It's war but not as we know it
It is the stuff that science fiction thrives on. Just watch 'I, Robot', 'Terminator' or 'Battlestar Galactica' and you will see an anecdote of robots, built by man to fight wars that then turn against humanity.
Even going back as far as the 1921 play that invented the word robot, 'Rossum's Universal Robots', Czech writer Karel Capek spun the parable of mechanical, highly intelligent slaves who mount a revolt and kill all humans but one. Most of us would say brush those concerns off as nightmarish visions dreamt up by robo-phobes. But are we right to do so?
There is one man who fears that these cinematic flights of fancy could one day become a harsh reality, and that is UK robot expert and University of Sheffield professor Noel Sharkey. "They pose a threat to humanity," he declares.
Intelligent machines deployed on battlefields around the world - from mobile grenade launchers to rocket-firing drones - can already identify and lock onto targets without human help.

● PROVIDED MATERIAL:
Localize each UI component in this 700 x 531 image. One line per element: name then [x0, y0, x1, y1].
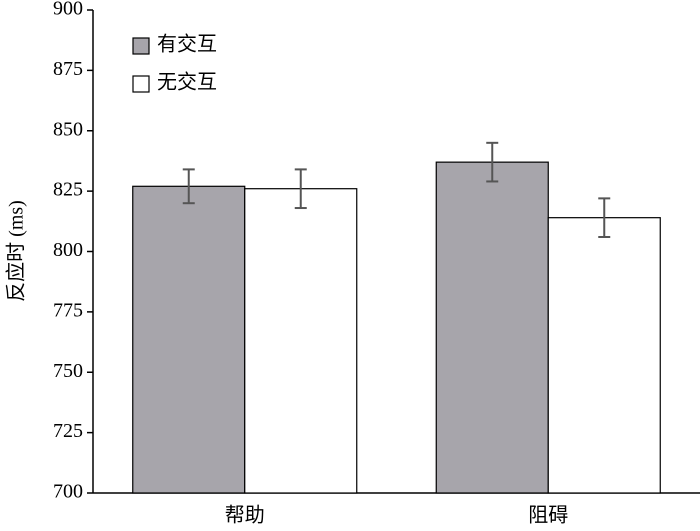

● INSTRUCTION 1:
In the article on battlefield robots, which university employs Noel Sharkey?
● INSTRUCTION 2:
Carry on the article about war robots, picking up after its last sentence.

● RIGHT ANSWER 1:
The University of Sheffield.

● RIGHT ANSWER 2:
The first three armed combat robots fitted with large-calibre machine guns deployed to Iraq last summer, manufactured by US arms maker Foster-Miller, proved so successful that 80 more are on order, says Sharkey. But, up to now, a human hand has been required to push the button or pull the trigger.
"Military leaders are quite clear that they want autonomous robots as soon as possible, because they are more cost-effective and give a risk-free war," he says.
South Korea and Israel both deploy armed robot border guards, while China, India, Russia and the UK have all increased the use of military robots.
Washington plans to spend $4bn by 2010 on unmanned technology systems, with total spending expected rise to $24bn, according to the Department of Defence's (DoD) Unmanned Systems Roadmap 2007-2032, released in December 2007.
"It is the department's firm belief that the integration of all the unmanned domains - air, ground and sea - are the future of DoD integrated operations, not only from a systems perspective, but also from a joint-service perspective and, in many cases, a coalition perspective," Dyke Weatherington, deputy director of the Unmanned Aircraft Systems Task Force says.
Drone aircraft and ground-based robots are already proving their worth in Iraq and Afghanistan, Weatherington says. The report discusses those successes while pointing out additional requirements cited by combatant commanders.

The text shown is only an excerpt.